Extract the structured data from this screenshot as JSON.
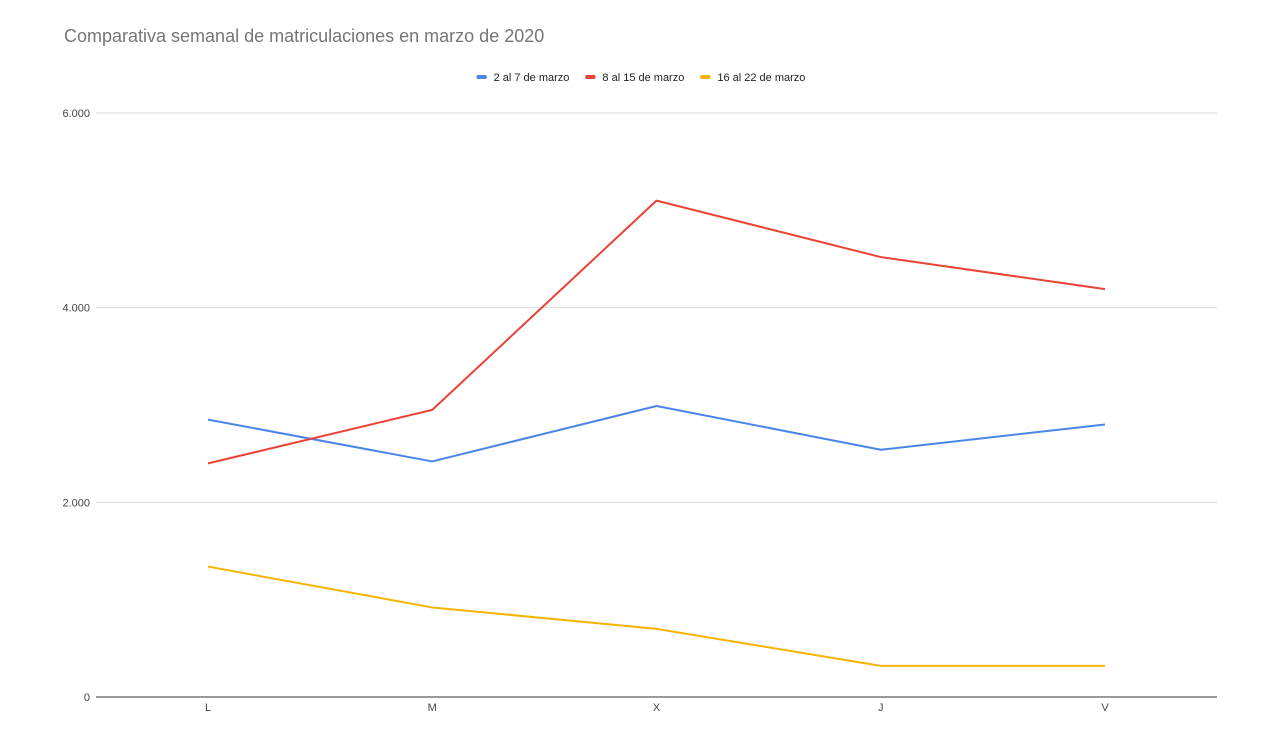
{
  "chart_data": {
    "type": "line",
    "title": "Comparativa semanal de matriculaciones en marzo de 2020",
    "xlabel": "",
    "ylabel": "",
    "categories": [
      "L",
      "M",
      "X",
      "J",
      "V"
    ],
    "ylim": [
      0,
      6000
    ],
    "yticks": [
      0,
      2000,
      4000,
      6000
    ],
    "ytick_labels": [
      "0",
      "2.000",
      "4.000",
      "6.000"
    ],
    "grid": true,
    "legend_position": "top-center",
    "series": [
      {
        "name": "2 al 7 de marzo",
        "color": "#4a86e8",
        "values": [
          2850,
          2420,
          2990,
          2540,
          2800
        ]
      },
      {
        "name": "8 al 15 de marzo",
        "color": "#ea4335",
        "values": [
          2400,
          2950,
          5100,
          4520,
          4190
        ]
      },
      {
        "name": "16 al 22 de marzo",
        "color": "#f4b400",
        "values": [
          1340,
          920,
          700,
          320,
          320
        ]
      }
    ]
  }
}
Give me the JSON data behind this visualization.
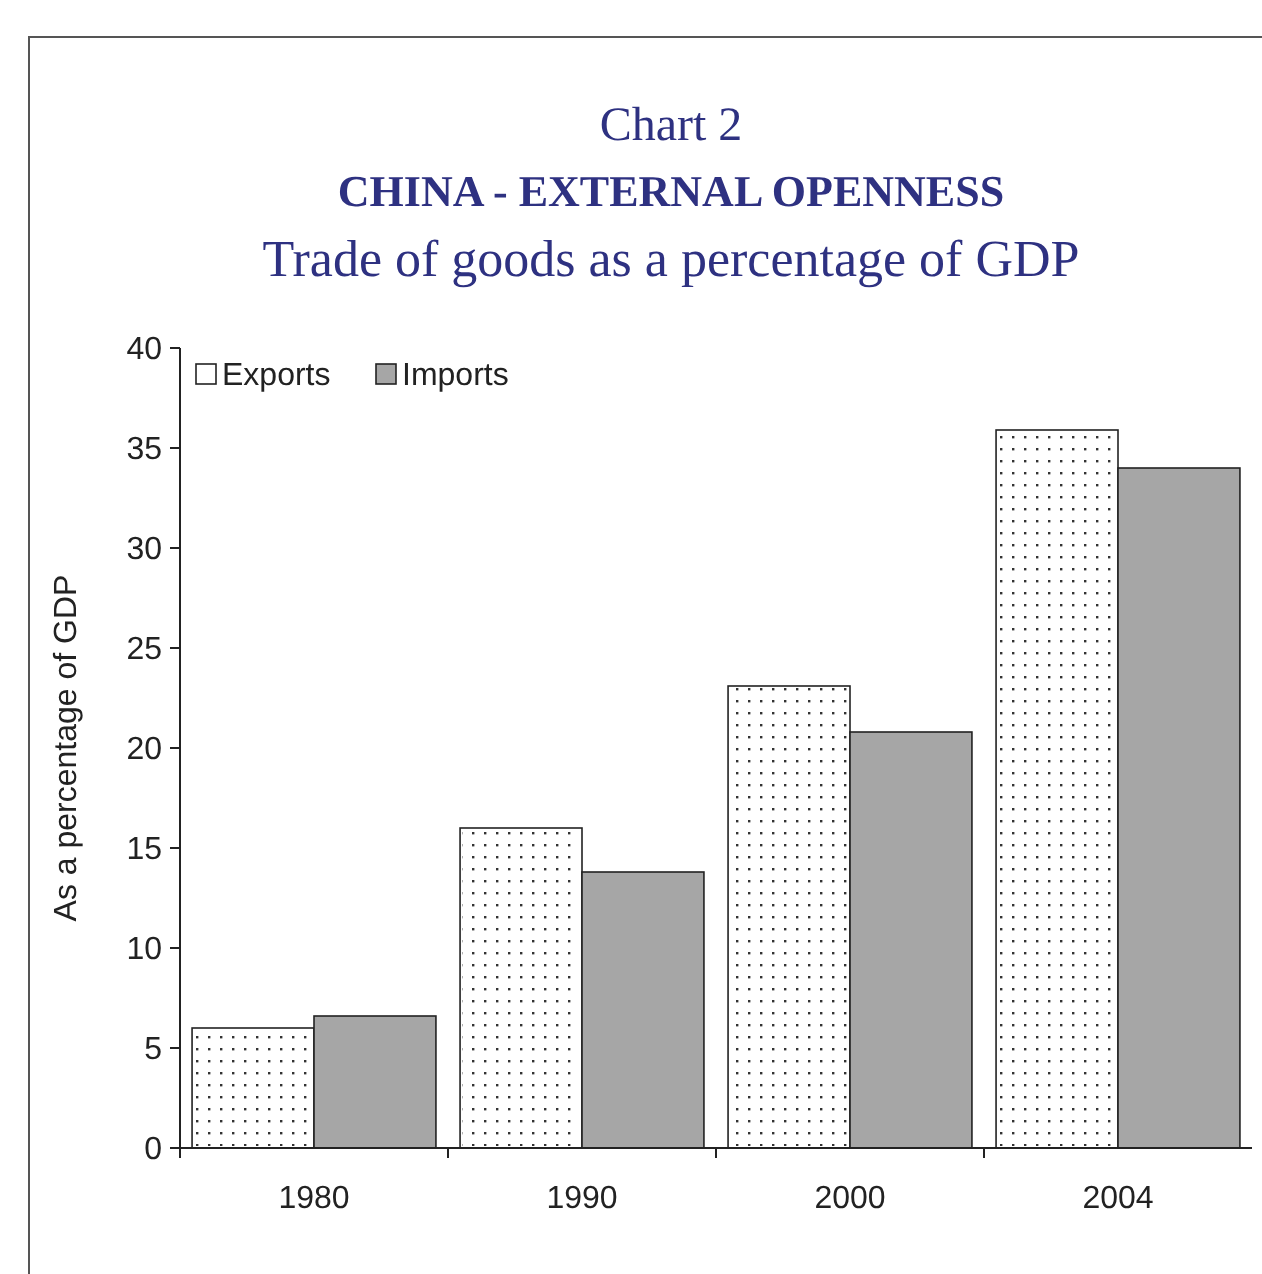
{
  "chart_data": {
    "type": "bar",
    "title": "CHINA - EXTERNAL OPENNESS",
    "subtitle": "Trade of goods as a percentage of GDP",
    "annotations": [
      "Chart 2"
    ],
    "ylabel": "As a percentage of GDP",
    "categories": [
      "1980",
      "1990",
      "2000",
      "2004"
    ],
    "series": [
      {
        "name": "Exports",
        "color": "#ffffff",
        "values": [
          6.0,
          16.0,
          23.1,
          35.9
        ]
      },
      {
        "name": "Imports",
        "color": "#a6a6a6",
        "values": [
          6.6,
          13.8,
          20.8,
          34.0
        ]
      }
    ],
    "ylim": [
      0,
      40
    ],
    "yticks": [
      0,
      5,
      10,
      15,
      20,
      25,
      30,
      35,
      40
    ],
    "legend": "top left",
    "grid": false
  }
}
...
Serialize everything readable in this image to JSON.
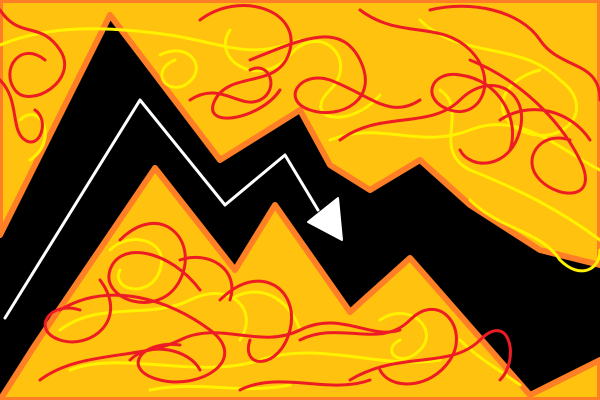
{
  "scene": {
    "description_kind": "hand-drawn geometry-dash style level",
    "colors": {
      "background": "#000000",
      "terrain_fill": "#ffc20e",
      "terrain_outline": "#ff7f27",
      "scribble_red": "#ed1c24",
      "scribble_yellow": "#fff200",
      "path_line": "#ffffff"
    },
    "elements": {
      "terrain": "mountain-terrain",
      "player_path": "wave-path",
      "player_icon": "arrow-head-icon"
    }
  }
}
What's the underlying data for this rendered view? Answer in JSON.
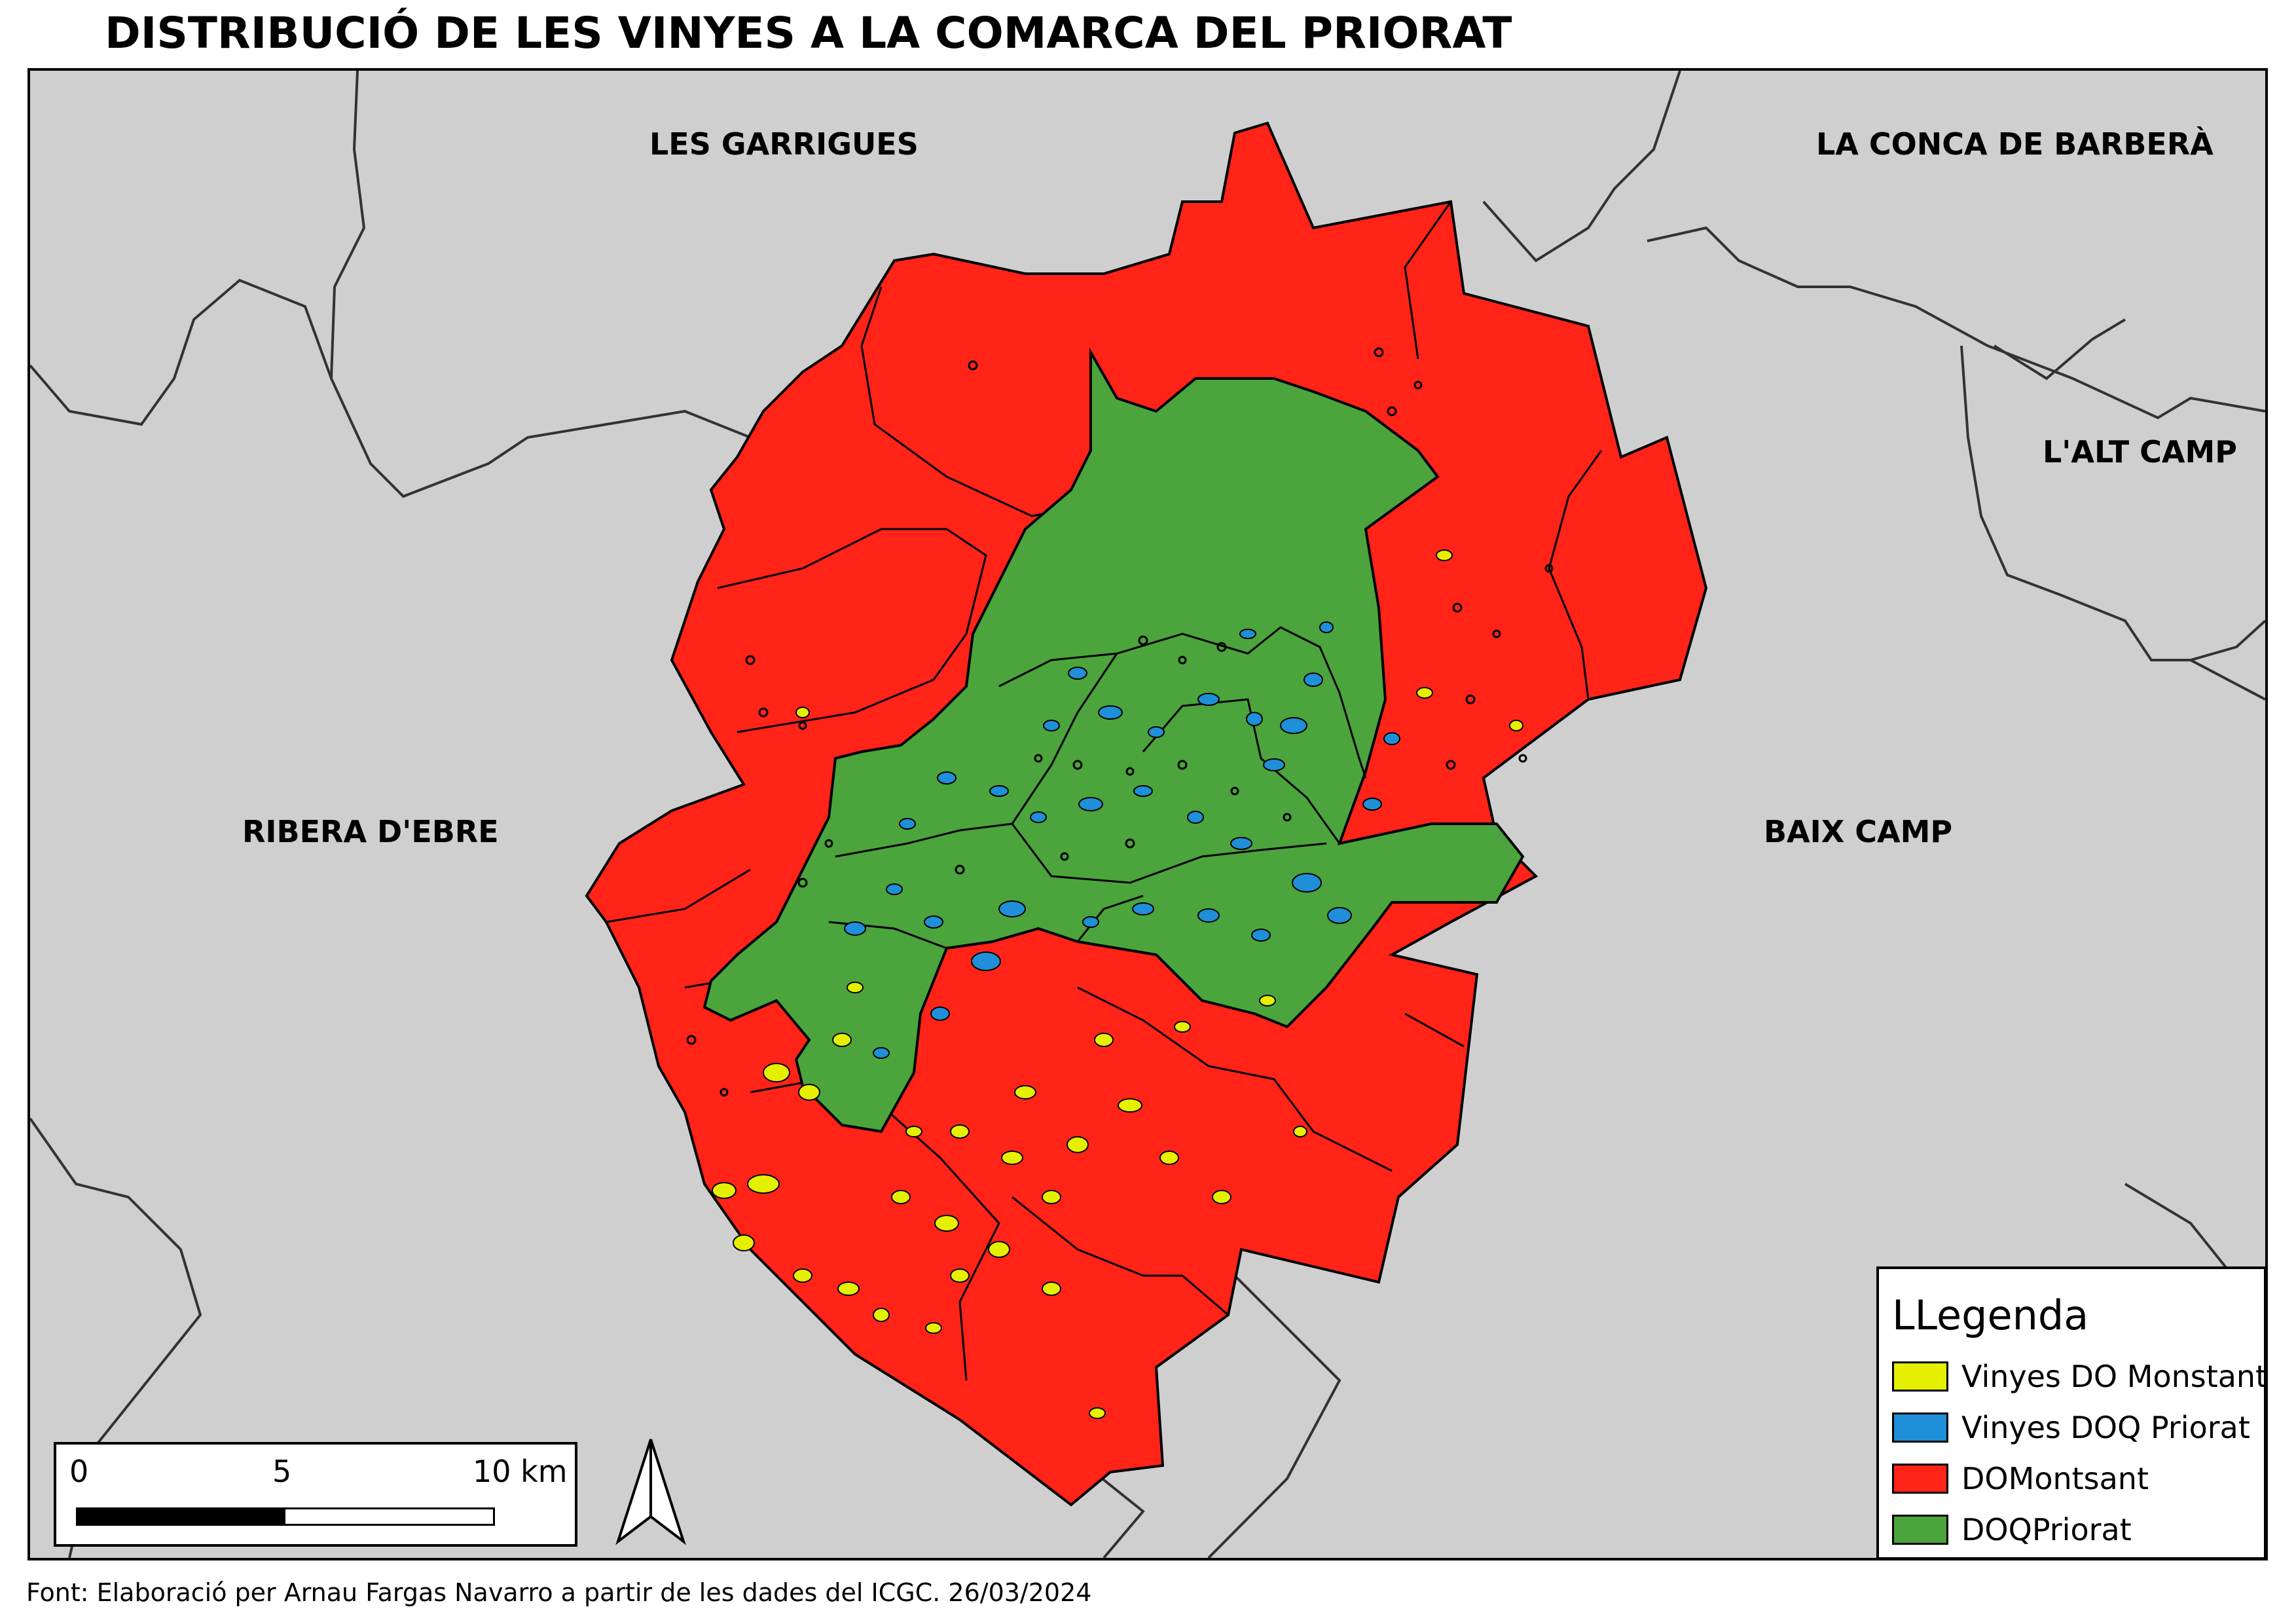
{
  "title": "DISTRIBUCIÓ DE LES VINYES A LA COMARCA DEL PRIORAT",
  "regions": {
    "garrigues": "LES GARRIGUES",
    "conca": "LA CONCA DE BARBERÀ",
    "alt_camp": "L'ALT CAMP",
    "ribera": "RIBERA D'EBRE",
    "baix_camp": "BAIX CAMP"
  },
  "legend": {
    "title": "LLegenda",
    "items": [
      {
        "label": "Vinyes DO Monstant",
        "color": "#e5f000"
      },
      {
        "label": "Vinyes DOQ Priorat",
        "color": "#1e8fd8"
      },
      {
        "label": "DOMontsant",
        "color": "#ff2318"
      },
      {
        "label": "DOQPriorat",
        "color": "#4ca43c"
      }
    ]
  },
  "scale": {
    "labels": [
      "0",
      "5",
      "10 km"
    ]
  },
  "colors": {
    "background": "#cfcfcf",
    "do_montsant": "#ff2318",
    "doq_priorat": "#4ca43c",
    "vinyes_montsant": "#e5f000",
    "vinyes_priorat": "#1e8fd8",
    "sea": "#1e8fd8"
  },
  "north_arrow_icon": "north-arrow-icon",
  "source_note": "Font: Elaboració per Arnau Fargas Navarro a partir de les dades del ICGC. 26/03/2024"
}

**REQUIRED TASK:** Look through the data and gather every line with the string "name" in it.

**TASK SOLUTION:**
        "name": "2 al 7 de marzo",
        "name": "8 al 15 de marzo",
        "name": "16 al 22 de marzo",
        "name": "Exports",
        "name": "Imports",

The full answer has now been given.